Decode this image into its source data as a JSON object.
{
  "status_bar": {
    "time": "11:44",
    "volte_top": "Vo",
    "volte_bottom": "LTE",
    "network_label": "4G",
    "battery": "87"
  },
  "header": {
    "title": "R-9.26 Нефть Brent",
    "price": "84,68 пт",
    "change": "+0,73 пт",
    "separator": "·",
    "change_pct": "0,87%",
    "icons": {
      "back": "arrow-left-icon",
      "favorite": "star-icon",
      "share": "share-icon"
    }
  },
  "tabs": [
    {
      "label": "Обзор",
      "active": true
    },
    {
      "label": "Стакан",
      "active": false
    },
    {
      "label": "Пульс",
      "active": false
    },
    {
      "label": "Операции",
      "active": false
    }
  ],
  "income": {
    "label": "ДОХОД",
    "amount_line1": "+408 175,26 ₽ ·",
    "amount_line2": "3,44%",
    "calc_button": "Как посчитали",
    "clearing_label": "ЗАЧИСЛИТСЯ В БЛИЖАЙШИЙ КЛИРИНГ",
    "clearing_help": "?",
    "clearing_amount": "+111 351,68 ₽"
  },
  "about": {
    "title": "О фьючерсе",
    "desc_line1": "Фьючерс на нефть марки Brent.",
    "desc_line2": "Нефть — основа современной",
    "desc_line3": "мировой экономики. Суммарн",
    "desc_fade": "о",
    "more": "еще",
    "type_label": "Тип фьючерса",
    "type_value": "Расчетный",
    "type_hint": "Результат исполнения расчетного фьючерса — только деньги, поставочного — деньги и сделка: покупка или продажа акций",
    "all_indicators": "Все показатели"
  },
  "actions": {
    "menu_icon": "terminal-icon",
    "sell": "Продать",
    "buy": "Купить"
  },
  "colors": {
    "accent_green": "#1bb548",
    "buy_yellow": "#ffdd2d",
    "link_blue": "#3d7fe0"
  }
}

────────────────────

◆ **Directive**: Return the material exactly as it stands.

◆ **Reply**:
Decode this image into its source data as a JSON object.
{
  "status_bar": {
    "time": "11:44",
    "volte_top": "Vo",
    "volte_bottom": "LTE",
    "network_label": "4G",
    "battery": "87"
  },
  "header": {
    "title": "R-9.26 Нефть Brent",
    "price": "84,68 пт",
    "change": "+0,73 пт",
    "separator": "·",
    "change_pct": "0,87%",
    "icons": {
      "back": "arrow-left-icon",
      "favorite": "star-icon",
      "share": "share-icon"
    }
  },
  "tabs": [
    {
      "label": "Обзор",
      "active": true
    },
    {
      "label": "Стакан",
      "active": false
    },
    {
      "label": "Пульс",
      "active": false
    },
    {
      "label": "Операции",
      "active": false
    }
  ],
  "income": {
    "label": "ДОХОД",
    "amount_line1": "+408 175,26 ₽ ·",
    "amount_line2": "3,44%",
    "calc_button": "Как посчитали",
    "clearing_label": "ЗАЧИСЛИТСЯ В БЛИЖАЙШИЙ КЛИРИНГ",
    "clearing_help": "?",
    "clearing_amount": "+111 351,68 ₽"
  },
  "about": {
    "title": "О фьючерсе",
    "desc_line1": "Фьючерс на нефть марки Brent.",
    "desc_line2": "Нефть — основа современной",
    "desc_line3": "мировой экономики. Суммарн",
    "desc_fade": "о",
    "more": "еще",
    "type_label": "Тип фьючерса",
    "type_value": "Расчетный",
    "type_hint": "Результат исполнения расчетного фьючерса — только деньги, поставочного — деньги и сделка: покупка или продажа акций",
    "all_indicators": "Все показатели"
  },
  "actions": {
    "menu_icon": "terminal-icon",
    "sell": "Продать",
    "buy": "Купить"
  },
  "colors": {
    "accent_green": "#1bb548",
    "buy_yellow": "#ffdd2d",
    "link_blue": "#3d7fe0"
  }
}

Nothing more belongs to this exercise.